● The request:
Give the number of lines in the listing that hold the word "Budapest". Write nothing but that number.

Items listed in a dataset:
==================================================

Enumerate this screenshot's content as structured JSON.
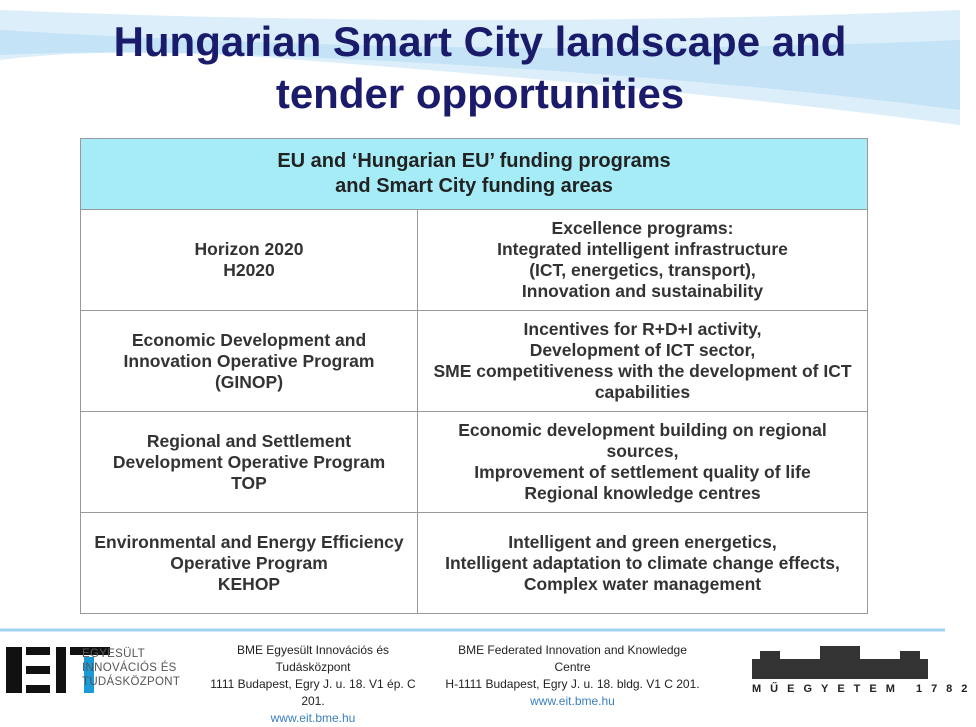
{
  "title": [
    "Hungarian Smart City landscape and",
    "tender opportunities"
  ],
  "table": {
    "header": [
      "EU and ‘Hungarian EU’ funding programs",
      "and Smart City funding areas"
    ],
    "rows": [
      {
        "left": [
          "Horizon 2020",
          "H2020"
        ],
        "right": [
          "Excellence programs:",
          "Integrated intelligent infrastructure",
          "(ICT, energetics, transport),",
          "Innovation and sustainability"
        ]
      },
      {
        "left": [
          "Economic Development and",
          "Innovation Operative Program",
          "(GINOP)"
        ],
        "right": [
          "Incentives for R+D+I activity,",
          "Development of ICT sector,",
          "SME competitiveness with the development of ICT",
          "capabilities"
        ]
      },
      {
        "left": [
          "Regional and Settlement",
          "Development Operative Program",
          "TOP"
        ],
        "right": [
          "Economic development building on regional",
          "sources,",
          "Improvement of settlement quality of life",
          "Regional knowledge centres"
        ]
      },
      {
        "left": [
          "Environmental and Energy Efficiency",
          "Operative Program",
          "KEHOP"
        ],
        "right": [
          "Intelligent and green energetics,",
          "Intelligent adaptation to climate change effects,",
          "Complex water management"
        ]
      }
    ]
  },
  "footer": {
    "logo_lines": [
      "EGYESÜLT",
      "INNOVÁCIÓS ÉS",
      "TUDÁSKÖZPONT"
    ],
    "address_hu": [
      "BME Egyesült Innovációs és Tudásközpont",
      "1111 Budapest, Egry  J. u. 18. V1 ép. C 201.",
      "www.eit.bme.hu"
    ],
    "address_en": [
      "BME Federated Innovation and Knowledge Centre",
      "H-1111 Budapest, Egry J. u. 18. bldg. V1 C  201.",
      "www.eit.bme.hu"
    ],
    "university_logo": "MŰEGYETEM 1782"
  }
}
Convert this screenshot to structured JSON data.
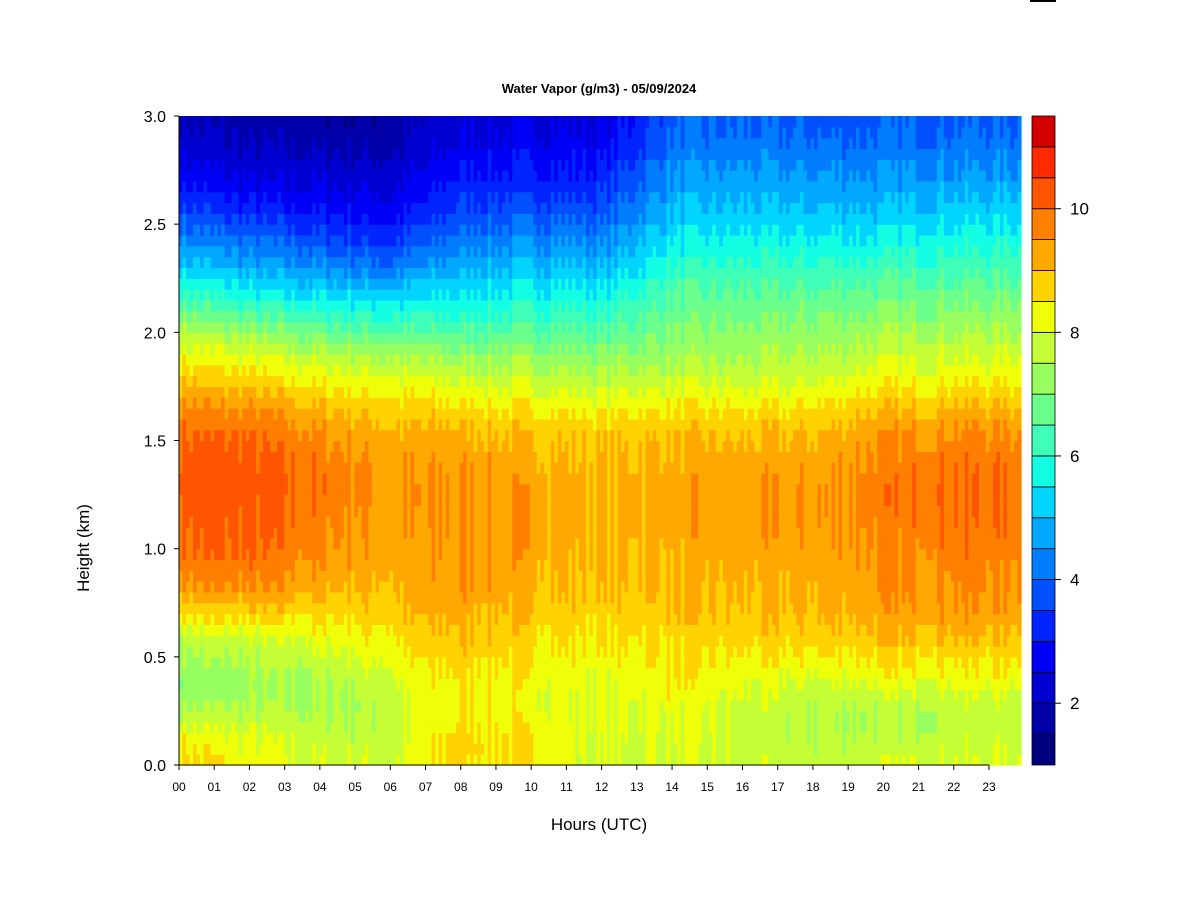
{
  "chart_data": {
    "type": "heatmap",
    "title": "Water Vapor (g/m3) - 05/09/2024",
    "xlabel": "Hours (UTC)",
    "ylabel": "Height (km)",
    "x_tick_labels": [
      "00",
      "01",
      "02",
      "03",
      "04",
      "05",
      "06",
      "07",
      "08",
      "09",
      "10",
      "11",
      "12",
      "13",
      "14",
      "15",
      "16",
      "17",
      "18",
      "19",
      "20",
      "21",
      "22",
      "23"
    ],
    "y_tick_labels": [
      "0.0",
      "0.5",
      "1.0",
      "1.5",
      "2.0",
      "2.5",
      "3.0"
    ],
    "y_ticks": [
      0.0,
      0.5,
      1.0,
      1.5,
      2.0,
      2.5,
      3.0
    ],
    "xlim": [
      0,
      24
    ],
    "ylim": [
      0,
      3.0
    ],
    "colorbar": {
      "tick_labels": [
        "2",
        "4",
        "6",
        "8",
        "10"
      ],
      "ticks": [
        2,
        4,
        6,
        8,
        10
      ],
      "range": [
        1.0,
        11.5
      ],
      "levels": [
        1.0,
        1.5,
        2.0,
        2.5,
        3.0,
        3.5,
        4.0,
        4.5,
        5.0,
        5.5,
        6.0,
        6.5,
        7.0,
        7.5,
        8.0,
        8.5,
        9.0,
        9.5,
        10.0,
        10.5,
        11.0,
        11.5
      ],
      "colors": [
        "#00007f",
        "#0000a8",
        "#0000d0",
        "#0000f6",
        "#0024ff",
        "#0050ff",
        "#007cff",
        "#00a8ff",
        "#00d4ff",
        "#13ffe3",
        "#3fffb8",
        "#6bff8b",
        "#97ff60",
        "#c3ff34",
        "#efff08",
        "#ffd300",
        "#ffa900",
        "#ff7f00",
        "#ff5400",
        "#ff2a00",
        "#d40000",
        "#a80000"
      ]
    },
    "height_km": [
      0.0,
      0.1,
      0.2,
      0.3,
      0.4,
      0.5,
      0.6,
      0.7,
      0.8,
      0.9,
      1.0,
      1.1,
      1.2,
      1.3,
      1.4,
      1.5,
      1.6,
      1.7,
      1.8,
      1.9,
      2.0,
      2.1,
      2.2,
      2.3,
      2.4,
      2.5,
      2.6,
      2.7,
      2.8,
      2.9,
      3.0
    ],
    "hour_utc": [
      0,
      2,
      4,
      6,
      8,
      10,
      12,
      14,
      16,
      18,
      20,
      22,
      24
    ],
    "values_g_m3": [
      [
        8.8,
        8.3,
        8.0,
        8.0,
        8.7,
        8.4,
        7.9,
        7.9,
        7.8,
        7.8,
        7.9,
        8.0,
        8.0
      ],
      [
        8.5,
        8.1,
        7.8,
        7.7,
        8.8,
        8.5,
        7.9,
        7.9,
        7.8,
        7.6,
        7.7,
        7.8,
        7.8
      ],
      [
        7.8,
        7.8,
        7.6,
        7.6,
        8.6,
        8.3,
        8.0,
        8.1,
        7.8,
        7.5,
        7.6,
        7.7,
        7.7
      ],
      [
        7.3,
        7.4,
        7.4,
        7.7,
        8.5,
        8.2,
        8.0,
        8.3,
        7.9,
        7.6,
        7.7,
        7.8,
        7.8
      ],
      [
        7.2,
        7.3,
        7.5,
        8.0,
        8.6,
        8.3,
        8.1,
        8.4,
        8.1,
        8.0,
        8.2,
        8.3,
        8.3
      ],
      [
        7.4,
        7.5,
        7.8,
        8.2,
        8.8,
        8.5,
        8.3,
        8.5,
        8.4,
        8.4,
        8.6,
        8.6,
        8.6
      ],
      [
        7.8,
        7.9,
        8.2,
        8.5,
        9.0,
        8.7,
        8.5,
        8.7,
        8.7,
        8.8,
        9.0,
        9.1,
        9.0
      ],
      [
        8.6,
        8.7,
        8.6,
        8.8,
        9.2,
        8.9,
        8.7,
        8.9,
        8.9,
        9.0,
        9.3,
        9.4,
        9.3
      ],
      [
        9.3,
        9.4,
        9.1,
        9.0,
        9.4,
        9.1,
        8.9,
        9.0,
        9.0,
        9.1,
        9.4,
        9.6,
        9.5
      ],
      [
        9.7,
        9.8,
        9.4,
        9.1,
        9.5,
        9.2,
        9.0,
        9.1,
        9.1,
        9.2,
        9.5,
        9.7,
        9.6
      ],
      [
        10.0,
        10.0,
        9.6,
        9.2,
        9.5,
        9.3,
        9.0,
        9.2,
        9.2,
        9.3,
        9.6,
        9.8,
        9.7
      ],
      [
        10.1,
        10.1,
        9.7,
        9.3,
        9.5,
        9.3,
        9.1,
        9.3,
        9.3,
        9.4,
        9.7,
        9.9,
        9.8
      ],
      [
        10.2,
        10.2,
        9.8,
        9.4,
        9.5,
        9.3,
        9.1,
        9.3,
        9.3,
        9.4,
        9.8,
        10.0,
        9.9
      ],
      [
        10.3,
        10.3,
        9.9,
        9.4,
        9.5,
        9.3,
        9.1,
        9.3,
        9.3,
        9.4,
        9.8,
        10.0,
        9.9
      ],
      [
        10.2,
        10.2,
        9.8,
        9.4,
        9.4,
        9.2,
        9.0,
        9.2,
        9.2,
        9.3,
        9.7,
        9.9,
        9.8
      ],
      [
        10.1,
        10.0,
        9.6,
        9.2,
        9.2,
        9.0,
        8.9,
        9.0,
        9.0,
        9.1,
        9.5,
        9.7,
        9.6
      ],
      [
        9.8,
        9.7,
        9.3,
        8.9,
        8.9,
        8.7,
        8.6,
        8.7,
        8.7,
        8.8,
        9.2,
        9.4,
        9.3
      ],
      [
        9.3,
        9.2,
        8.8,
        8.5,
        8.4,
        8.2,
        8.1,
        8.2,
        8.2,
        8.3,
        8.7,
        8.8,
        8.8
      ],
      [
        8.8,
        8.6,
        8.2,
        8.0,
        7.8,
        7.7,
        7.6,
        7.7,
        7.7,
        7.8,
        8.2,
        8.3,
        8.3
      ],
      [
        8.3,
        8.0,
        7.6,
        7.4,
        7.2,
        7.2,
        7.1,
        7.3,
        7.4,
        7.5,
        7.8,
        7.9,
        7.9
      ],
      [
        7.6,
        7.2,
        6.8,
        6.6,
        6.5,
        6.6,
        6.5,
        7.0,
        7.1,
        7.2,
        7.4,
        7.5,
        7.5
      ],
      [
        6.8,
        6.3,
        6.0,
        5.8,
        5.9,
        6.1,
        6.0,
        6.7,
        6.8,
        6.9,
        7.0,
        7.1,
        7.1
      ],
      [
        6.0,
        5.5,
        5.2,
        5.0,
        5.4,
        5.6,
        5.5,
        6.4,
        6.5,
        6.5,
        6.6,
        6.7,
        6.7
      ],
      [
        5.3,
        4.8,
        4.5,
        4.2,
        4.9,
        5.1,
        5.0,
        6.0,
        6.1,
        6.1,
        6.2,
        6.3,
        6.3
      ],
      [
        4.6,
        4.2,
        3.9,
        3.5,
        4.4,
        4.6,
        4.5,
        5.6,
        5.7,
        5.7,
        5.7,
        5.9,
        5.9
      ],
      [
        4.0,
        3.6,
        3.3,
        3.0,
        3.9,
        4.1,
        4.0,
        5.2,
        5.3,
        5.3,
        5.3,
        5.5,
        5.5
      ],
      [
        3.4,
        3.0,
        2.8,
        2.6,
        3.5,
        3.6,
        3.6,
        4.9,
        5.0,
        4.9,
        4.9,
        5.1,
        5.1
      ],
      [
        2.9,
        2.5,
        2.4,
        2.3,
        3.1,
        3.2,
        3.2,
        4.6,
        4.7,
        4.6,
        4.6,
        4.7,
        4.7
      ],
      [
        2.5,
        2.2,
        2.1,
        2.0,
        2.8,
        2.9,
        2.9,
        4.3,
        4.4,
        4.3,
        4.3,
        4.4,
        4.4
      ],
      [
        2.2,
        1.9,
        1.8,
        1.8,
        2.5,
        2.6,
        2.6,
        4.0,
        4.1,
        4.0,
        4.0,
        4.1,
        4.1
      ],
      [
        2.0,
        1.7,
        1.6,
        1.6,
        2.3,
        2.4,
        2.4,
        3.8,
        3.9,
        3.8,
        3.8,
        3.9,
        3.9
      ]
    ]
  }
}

==================================================

● Solution for this problem:
2